- **Aim of the exercise**: Rewrite the items below, switching "UI component" to "interface element" wherever it occurs and leaving everything else unchanged. Leave the pictures out of the reply.

[Dataset items]
___

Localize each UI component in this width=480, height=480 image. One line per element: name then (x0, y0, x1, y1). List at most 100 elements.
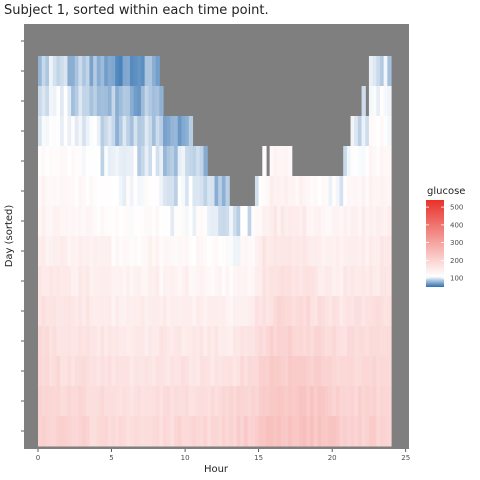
heatmap-cell (148, 356, 153, 387)
heatmap-cell (277, 146, 282, 177)
heatmap-cell (280, 386, 285, 417)
heatmap-cell (122, 236, 127, 267)
heatmap-cell (181, 326, 186, 357)
heatmap-cell (107, 296, 113, 327)
heatmap-cell (56, 326, 61, 357)
heatmap-cell (357, 416, 363, 447)
heatmap-cell (357, 266, 363, 297)
heatmap-cell (196, 236, 201, 267)
heatmap-cell (115, 356, 120, 387)
heatmap-cell (317, 416, 322, 447)
heatmap-cell (96, 356, 102, 387)
heatmap-cell (240, 356, 245, 387)
heatmap-cell (85, 206, 91, 237)
heatmap-cell (376, 206, 381, 237)
heatmap-cell (365, 266, 370, 297)
heatmap-cell (96, 176, 102, 207)
heatmap-cell (52, 386, 57, 417)
heatmap-cell (284, 326, 289, 357)
heatmap-cell (107, 176, 113, 207)
heatmap-cell (56, 146, 61, 177)
heatmap-cell (328, 326, 333, 357)
heatmap-cell (313, 206, 319, 237)
heatmap-cell (306, 416, 311, 447)
heatmap-cell (321, 176, 326, 207)
heatmap-cell (60, 176, 65, 207)
heatmap-cell (299, 356, 304, 387)
heatmap-cell (118, 386, 124, 417)
heatmap-cell (63, 326, 69, 357)
heatmap-cell (60, 236, 65, 267)
heatmap-cell (111, 236, 116, 267)
heatmap-cell (170, 386, 175, 417)
heatmap-cell (100, 326, 105, 357)
heatmap-cell (151, 236, 157, 267)
heatmap-cell (280, 266, 285, 297)
x-tick-label: 25 (401, 454, 410, 462)
heatmap-cell (280, 356, 285, 387)
heatmap-cell (346, 416, 352, 447)
heatmap-cell (63, 416, 69, 447)
heatmap-cell (174, 236, 179, 267)
heatmap-cell (67, 296, 72, 327)
heatmap-cell (155, 236, 160, 267)
heatmap-cell (104, 146, 109, 177)
heatmap-cell (49, 236, 54, 267)
heatmap-cell (247, 206, 252, 237)
heatmap-cell (45, 56, 50, 87)
heatmap-cell (280, 146, 285, 177)
heatmap-cell (368, 416, 374, 447)
heatmap-cell (82, 386, 87, 417)
heatmap-cell (295, 416, 300, 447)
heatmap-cell (258, 386, 263, 417)
heatmap-cell (89, 146, 94, 177)
heatmap-cell (379, 326, 385, 357)
heatmap-cell (137, 326, 142, 357)
heatmap-cell (82, 236, 87, 267)
heatmap-cell (265, 206, 271, 237)
heatmap-cell (118, 176, 124, 207)
heatmap-cell (104, 326, 109, 357)
heatmap-cell (291, 296, 296, 327)
heatmap-cell (251, 206, 256, 237)
heatmap-cell (346, 176, 352, 207)
heatmap-cell (317, 296, 322, 327)
heatmap-cell (93, 386, 98, 417)
heatmap-cell (207, 236, 212, 267)
heatmap-cell (52, 236, 57, 267)
heatmap-cell (74, 416, 80, 447)
heatmap-cell (368, 176, 374, 207)
heatmap-cell (207, 326, 212, 357)
heatmap-cell (85, 56, 91, 87)
heatmap-cell (229, 416, 234, 447)
heatmap-cell (159, 356, 164, 387)
heatmap-cell (313, 266, 319, 297)
heatmap-cell (100, 416, 105, 447)
heatmap-cell (41, 326, 46, 357)
heatmap-cell (71, 86, 76, 117)
heatmap-cell (277, 386, 282, 417)
heatmap-cell (188, 146, 194, 177)
heatmap-cell (372, 386, 377, 417)
heatmap-cell (317, 176, 322, 207)
heatmap-cell (236, 326, 241, 357)
heatmap-cell (302, 356, 308, 387)
heatmap-cell (243, 416, 249, 447)
heatmap-cell (49, 116, 54, 147)
heatmap-cell (346, 146, 352, 177)
heatmap-cell (82, 266, 87, 297)
heatmap-cell (328, 266, 333, 297)
heatmap-cell (376, 386, 381, 417)
heatmap-cell (60, 266, 65, 297)
heatmap-cell (236, 356, 241, 387)
heatmap-cell (310, 206, 315, 237)
heatmap-cell (207, 416, 212, 447)
heatmap-cell (129, 206, 135, 237)
heatmap-cell (299, 176, 304, 207)
heatmap-cell (185, 326, 190, 357)
heatmap-cell (82, 146, 87, 177)
heatmap-cell (273, 386, 278, 417)
heatmap-cell (122, 86, 127, 117)
heatmap-cell (129, 416, 135, 447)
heatmap-cell (214, 416, 219, 447)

___

- **Solved exercise**:
Localize each interface element in this width=480, height=480 image. One line per element: name then (x0, y0, x1, y1). List at most 100 elements.
heatmap-cell (148, 356, 153, 387)
heatmap-cell (277, 146, 282, 177)
heatmap-cell (280, 386, 285, 417)
heatmap-cell (122, 236, 127, 267)
heatmap-cell (181, 326, 186, 357)
heatmap-cell (107, 296, 113, 327)
heatmap-cell (56, 326, 61, 357)
heatmap-cell (357, 416, 363, 447)
heatmap-cell (357, 266, 363, 297)
heatmap-cell (196, 236, 201, 267)
heatmap-cell (115, 356, 120, 387)
heatmap-cell (317, 416, 322, 447)
heatmap-cell (96, 356, 102, 387)
heatmap-cell (240, 356, 245, 387)
heatmap-cell (85, 206, 91, 237)
heatmap-cell (376, 206, 381, 237)
heatmap-cell (365, 266, 370, 297)
heatmap-cell (96, 176, 102, 207)
heatmap-cell (52, 386, 57, 417)
heatmap-cell (284, 326, 289, 357)
heatmap-cell (107, 176, 113, 207)
heatmap-cell (56, 146, 61, 177)
heatmap-cell (328, 326, 333, 357)
heatmap-cell (313, 206, 319, 237)
heatmap-cell (306, 416, 311, 447)
heatmap-cell (321, 176, 326, 207)
heatmap-cell (60, 176, 65, 207)
heatmap-cell (299, 356, 304, 387)
heatmap-cell (118, 386, 124, 417)
heatmap-cell (63, 326, 69, 357)
heatmap-cell (60, 236, 65, 267)
heatmap-cell (111, 236, 116, 267)
heatmap-cell (170, 386, 175, 417)
heatmap-cell (100, 326, 105, 357)
heatmap-cell (151, 236, 157, 267)
heatmap-cell (280, 266, 285, 297)
x-tick-label: 25 (401, 454, 410, 462)
heatmap-cell (280, 356, 285, 387)
heatmap-cell (346, 416, 352, 447)
heatmap-cell (63, 416, 69, 447)
heatmap-cell (174, 236, 179, 267)
heatmap-cell (67, 296, 72, 327)
heatmap-cell (155, 236, 160, 267)
heatmap-cell (104, 146, 109, 177)
heatmap-cell (49, 236, 54, 267)
heatmap-cell (247, 206, 252, 237)
heatmap-cell (45, 56, 50, 87)
heatmap-cell (280, 146, 285, 177)
heatmap-cell (368, 416, 374, 447)
heatmap-cell (82, 386, 87, 417)
heatmap-cell (295, 416, 300, 447)
heatmap-cell (258, 386, 263, 417)
heatmap-cell (89, 146, 94, 177)
heatmap-cell (379, 326, 385, 357)
heatmap-cell (137, 326, 142, 357)
heatmap-cell (82, 236, 87, 267)
heatmap-cell (265, 206, 271, 237)
heatmap-cell (118, 176, 124, 207)
heatmap-cell (104, 326, 109, 357)
heatmap-cell (291, 296, 296, 327)
heatmap-cell (251, 206, 256, 237)
heatmap-cell (346, 176, 352, 207)
heatmap-cell (317, 296, 322, 327)
heatmap-cell (93, 386, 98, 417)
heatmap-cell (207, 236, 212, 267)
heatmap-cell (52, 236, 57, 267)
heatmap-cell (74, 416, 80, 447)
heatmap-cell (368, 176, 374, 207)
heatmap-cell (207, 326, 212, 357)
heatmap-cell (85, 56, 91, 87)
heatmap-cell (229, 416, 234, 447)
heatmap-cell (159, 356, 164, 387)
heatmap-cell (313, 266, 319, 297)
heatmap-cell (100, 416, 105, 447)
heatmap-cell (41, 326, 46, 357)
heatmap-cell (71, 86, 76, 117)
heatmap-cell (277, 386, 282, 417)
heatmap-cell (188, 146, 194, 177)
heatmap-cell (372, 386, 377, 417)
heatmap-cell (317, 176, 322, 207)
heatmap-cell (236, 326, 241, 357)
heatmap-cell (302, 356, 308, 387)
heatmap-cell (243, 416, 249, 447)
heatmap-cell (49, 116, 54, 147)
heatmap-cell (346, 146, 352, 177)
heatmap-cell (82, 266, 87, 297)
heatmap-cell (328, 266, 333, 297)
heatmap-cell (376, 386, 381, 417)
heatmap-cell (60, 266, 65, 297)
heatmap-cell (236, 356, 241, 387)
heatmap-cell (310, 206, 315, 237)
heatmap-cell (207, 416, 212, 447)
heatmap-cell (129, 206, 135, 237)
heatmap-cell (299, 176, 304, 207)
heatmap-cell (185, 326, 190, 357)
heatmap-cell (82, 146, 87, 177)
heatmap-cell (273, 386, 278, 417)
heatmap-cell (122, 86, 127, 117)
heatmap-cell (129, 416, 135, 447)
heatmap-cell (214, 416, 219, 447)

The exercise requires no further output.